What you need to do: Check each line of the listing below for the word "JSON" and say how many lines have it. Nothing else should be written.

··· Data

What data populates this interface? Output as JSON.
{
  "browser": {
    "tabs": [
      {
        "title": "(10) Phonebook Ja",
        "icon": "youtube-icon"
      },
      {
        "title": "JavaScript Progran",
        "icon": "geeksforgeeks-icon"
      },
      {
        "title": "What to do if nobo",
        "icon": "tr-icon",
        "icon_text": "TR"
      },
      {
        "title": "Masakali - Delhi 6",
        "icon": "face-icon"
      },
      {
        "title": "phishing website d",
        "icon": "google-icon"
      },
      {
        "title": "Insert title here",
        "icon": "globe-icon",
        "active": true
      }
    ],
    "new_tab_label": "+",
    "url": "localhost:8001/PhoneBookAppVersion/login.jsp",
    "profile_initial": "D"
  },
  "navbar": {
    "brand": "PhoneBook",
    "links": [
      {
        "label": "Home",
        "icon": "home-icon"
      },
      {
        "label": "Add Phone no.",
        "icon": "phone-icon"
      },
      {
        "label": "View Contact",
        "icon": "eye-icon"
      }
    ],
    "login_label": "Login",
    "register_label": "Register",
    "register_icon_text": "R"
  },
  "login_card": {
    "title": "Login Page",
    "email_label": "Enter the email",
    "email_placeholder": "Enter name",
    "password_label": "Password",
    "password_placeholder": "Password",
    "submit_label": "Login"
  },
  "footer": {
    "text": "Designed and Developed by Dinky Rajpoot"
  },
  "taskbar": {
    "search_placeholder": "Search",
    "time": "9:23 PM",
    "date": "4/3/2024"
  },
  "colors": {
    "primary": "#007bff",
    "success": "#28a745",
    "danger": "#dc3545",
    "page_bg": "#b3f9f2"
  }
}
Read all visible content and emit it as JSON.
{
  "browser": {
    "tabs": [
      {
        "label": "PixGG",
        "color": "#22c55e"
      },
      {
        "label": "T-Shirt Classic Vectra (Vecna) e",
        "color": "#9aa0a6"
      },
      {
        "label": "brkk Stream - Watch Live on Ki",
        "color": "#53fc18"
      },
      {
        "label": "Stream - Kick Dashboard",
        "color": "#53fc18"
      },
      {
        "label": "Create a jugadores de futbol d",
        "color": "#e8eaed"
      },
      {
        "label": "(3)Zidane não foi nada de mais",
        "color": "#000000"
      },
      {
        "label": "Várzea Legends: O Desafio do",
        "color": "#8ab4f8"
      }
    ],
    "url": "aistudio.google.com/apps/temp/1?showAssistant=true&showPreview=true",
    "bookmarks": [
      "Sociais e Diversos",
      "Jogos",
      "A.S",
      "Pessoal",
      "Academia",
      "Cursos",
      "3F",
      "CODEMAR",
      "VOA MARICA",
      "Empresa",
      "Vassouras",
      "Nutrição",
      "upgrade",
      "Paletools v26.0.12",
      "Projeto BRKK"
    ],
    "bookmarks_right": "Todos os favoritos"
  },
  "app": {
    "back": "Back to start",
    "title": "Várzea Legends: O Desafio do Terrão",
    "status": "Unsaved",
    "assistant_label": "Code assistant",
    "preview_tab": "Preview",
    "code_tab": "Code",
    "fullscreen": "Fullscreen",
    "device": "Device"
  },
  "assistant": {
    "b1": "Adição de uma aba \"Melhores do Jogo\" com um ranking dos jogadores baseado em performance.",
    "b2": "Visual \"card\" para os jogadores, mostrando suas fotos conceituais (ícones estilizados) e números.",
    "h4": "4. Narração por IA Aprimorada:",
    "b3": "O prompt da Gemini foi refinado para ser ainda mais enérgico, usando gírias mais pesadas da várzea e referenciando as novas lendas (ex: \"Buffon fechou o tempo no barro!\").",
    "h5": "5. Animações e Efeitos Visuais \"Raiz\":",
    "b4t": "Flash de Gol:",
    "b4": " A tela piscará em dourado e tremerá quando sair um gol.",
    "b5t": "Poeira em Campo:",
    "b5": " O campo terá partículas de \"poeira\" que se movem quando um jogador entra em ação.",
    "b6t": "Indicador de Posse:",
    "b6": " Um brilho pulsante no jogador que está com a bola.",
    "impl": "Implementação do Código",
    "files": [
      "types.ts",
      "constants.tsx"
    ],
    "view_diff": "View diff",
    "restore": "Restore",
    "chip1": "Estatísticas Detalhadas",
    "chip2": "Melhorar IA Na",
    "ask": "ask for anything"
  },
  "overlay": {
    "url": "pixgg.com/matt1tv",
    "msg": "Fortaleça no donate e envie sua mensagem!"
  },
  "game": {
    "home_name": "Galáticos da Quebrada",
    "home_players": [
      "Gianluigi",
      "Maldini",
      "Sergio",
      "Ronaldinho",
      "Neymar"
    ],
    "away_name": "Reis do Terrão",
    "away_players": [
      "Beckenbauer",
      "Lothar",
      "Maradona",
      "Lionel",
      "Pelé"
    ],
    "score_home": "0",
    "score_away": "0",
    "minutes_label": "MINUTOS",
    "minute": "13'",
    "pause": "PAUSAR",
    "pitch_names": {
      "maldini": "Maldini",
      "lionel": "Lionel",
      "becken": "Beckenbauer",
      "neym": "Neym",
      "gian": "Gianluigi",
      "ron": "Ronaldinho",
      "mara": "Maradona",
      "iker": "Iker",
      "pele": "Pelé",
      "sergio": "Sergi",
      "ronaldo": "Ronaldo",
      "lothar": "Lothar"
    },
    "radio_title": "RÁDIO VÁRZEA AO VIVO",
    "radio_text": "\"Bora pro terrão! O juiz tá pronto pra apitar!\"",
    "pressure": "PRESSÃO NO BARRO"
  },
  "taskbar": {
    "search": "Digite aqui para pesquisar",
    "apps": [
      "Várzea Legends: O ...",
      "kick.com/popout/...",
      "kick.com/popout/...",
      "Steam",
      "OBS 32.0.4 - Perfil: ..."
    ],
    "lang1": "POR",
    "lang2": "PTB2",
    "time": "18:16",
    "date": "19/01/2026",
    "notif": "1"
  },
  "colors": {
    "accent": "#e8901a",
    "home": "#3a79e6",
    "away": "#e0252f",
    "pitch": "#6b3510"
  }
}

······

Task solution: 2